--- Requirement ---
In the data below, find the line containing "Output a JSON"; reproduce that line and all subsequent lines exactly, and nothing else.

--- Collection entries ---
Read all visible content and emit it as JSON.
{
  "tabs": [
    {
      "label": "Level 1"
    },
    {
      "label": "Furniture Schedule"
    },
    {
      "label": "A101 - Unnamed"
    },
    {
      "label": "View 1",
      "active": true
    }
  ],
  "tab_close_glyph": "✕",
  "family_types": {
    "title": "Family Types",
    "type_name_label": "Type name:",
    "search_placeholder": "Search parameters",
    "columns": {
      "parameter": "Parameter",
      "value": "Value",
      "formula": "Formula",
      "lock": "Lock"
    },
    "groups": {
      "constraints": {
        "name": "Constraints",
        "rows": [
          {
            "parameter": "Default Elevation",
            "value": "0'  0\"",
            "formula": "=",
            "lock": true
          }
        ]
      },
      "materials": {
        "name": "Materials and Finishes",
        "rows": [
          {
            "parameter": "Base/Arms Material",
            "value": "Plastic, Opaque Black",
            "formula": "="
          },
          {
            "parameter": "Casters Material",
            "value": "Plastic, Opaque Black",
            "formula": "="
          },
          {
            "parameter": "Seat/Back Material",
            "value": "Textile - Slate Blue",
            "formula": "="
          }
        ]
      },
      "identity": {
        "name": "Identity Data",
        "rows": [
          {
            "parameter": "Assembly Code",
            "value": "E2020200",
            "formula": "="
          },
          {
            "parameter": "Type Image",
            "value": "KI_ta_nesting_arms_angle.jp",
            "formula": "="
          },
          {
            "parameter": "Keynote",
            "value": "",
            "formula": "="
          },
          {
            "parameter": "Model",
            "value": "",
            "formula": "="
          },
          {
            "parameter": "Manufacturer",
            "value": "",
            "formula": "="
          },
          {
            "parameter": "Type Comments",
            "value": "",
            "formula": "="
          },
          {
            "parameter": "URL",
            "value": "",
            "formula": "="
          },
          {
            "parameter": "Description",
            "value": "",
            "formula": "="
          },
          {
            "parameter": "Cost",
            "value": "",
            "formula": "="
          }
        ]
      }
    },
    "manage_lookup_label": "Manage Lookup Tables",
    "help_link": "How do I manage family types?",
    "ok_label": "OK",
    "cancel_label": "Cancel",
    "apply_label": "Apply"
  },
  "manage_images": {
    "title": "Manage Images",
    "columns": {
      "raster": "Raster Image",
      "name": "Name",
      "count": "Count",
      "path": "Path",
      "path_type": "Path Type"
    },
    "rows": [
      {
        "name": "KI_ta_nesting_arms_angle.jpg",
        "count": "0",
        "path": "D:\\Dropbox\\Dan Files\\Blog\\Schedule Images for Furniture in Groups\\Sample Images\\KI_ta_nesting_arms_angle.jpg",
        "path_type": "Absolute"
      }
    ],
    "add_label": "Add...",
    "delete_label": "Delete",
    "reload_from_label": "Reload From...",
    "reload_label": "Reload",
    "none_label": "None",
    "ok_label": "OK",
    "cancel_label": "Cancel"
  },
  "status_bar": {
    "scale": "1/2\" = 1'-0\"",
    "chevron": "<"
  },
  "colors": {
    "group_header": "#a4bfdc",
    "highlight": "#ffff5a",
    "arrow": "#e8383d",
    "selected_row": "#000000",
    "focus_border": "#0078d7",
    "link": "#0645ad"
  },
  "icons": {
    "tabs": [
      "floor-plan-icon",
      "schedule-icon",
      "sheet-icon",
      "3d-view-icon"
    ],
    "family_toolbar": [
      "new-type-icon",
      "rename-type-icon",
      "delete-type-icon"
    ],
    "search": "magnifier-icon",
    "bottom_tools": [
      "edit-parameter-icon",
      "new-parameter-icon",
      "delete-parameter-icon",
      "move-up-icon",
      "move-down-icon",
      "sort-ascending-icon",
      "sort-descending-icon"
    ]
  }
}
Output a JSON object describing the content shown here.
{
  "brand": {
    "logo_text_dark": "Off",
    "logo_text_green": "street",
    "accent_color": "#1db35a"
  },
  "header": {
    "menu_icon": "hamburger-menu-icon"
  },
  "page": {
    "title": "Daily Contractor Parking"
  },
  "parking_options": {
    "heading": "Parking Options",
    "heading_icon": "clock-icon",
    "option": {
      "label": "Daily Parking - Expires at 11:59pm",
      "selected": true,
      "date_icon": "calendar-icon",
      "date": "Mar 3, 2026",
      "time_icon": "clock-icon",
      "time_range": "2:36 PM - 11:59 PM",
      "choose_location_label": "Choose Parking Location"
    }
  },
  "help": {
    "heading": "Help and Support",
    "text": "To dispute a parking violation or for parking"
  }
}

--- Task result ---
Output a JSON object describing the content shown here.
{
  "brand": {
    "logo_text_dark": "Off",
    "logo_text_green": "street",
    "accent_color": "#1db35a"
  },
  "header": {
    "menu_icon": "hamburger-menu-icon"
  },
  "page": {
    "title": "Daily Contractor Parking"
  },
  "parking_options": {
    "heading": "Parking Options",
    "heading_icon": "clock-icon",
    "option": {
      "label": "Daily Parking - Expires at 11:59pm",
      "selected": true,
      "date_icon": "calendar-icon",
      "date": "Mar 3, 2026",
      "time_icon": "clock-icon",
      "time_range": "2:36 PM - 11:59 PM",
      "choose_location_label": "Choose Parking Location"
    }
  },
  "help": {
    "heading": "Help and Support",
    "text": "To dispute a parking violation or for parking"
  }
}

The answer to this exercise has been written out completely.